## Task inputs
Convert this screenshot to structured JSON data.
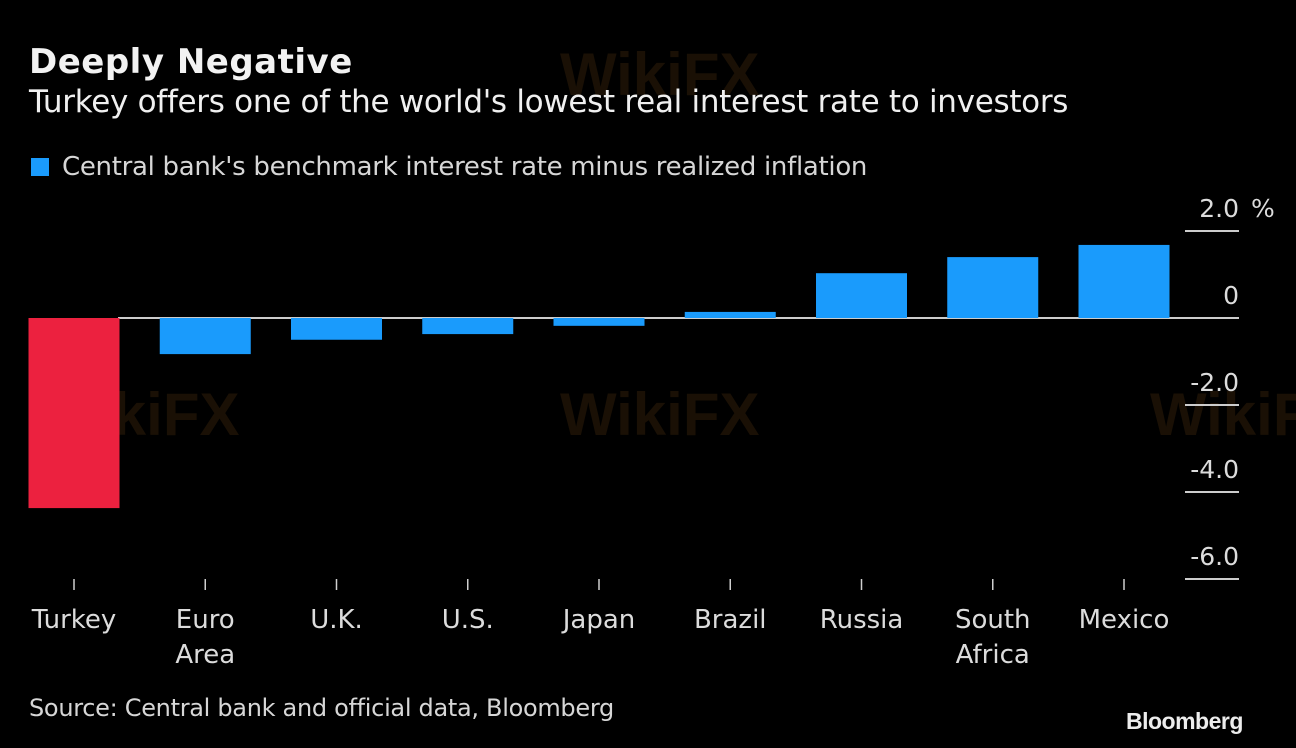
{
  "header": {
    "title": "Deeply Negative",
    "subtitle": "Turkey offers one of the world's lowest real interest rate to investors"
  },
  "legend": {
    "label": "Central bank's benchmark interest rate minus realized inflation",
    "color": "#1a9bfc"
  },
  "footer": {
    "source": "Source: Central bank and official data, Bloomberg",
    "brand": "Bloomberg"
  },
  "watermark": "WikiFX",
  "colors": {
    "positive_bar": "#1a9bfc",
    "highlight_bar": "#ec213f",
    "axis": "#cccccc",
    "background": "#000000"
  },
  "chart_data": {
    "type": "bar",
    "title": "Deeply Negative",
    "subtitle": "Turkey offers one of the world's lowest real interest rate to investors",
    "categories": [
      "Turkey",
      "Euro Area",
      "U.K.",
      "U.S.",
      "Japan",
      "Brazil",
      "Russia",
      "South Africa",
      "Mexico"
    ],
    "category_lines": [
      [
        "Turkey"
      ],
      [
        "Euro",
        "Area"
      ],
      [
        "U.K."
      ],
      [
        "U.S."
      ],
      [
        "Japan"
      ],
      [
        "Brazil"
      ],
      [
        "Russia"
      ],
      [
        "South",
        "Africa"
      ],
      [
        "Mexico"
      ]
    ],
    "series": [
      {
        "name": "Central bank's benchmark interest rate minus realized inflation",
        "values": [
          -4.37,
          -0.83,
          -0.5,
          -0.37,
          -0.18,
          0.14,
          1.03,
          1.4,
          1.68
        ],
        "highlight_index": 0
      }
    ],
    "ylim": [
      -6.0,
      2.0
    ],
    "yticks": [
      2.0,
      0,
      -2.0,
      -4.0,
      -6.0
    ],
    "ytick_labels": [
      "2.0",
      "0",
      "-2.0",
      "-4.0",
      "-6.0"
    ],
    "yunit": "%",
    "yaxis_position": "right",
    "xlabel": "",
    "ylabel": "",
    "legend_position": "top-left",
    "grid": false
  }
}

## Written task
Restate the whole listing above exactly, please, omitting every image.

## Final answer
Convert this screenshot to structured JSON data.
{
  "header": {
    "title": "Deeply Negative",
    "subtitle": "Turkey offers one of the world's lowest real interest rate to investors"
  },
  "legend": {
    "label": "Central bank's benchmark interest rate minus realized inflation",
    "color": "#1a9bfc"
  },
  "footer": {
    "source": "Source: Central bank and official data, Bloomberg",
    "brand": "Bloomberg"
  },
  "watermark": "WikiFX",
  "colors": {
    "positive_bar": "#1a9bfc",
    "highlight_bar": "#ec213f",
    "axis": "#cccccc",
    "background": "#000000"
  },
  "chart_data": {
    "type": "bar",
    "title": "Deeply Negative",
    "subtitle": "Turkey offers one of the world's lowest real interest rate to investors",
    "categories": [
      "Turkey",
      "Euro Area",
      "U.K.",
      "U.S.",
      "Japan",
      "Brazil",
      "Russia",
      "South Africa",
      "Mexico"
    ],
    "category_lines": [
      [
        "Turkey"
      ],
      [
        "Euro",
        "Area"
      ],
      [
        "U.K."
      ],
      [
        "U.S."
      ],
      [
        "Japan"
      ],
      [
        "Brazil"
      ],
      [
        "Russia"
      ],
      [
        "South",
        "Africa"
      ],
      [
        "Mexico"
      ]
    ],
    "series": [
      {
        "name": "Central bank's benchmark interest rate minus realized inflation",
        "values": [
          -4.37,
          -0.83,
          -0.5,
          -0.37,
          -0.18,
          0.14,
          1.03,
          1.4,
          1.68
        ],
        "highlight_index": 0
      }
    ],
    "ylim": [
      -6.0,
      2.0
    ],
    "yticks": [
      2.0,
      0,
      -2.0,
      -4.0,
      -6.0
    ],
    "ytick_labels": [
      "2.0",
      "0",
      "-2.0",
      "-4.0",
      "-6.0"
    ],
    "yunit": "%",
    "yaxis_position": "right",
    "xlabel": "",
    "ylabel": "",
    "legend_position": "top-left",
    "grid": false
  }
}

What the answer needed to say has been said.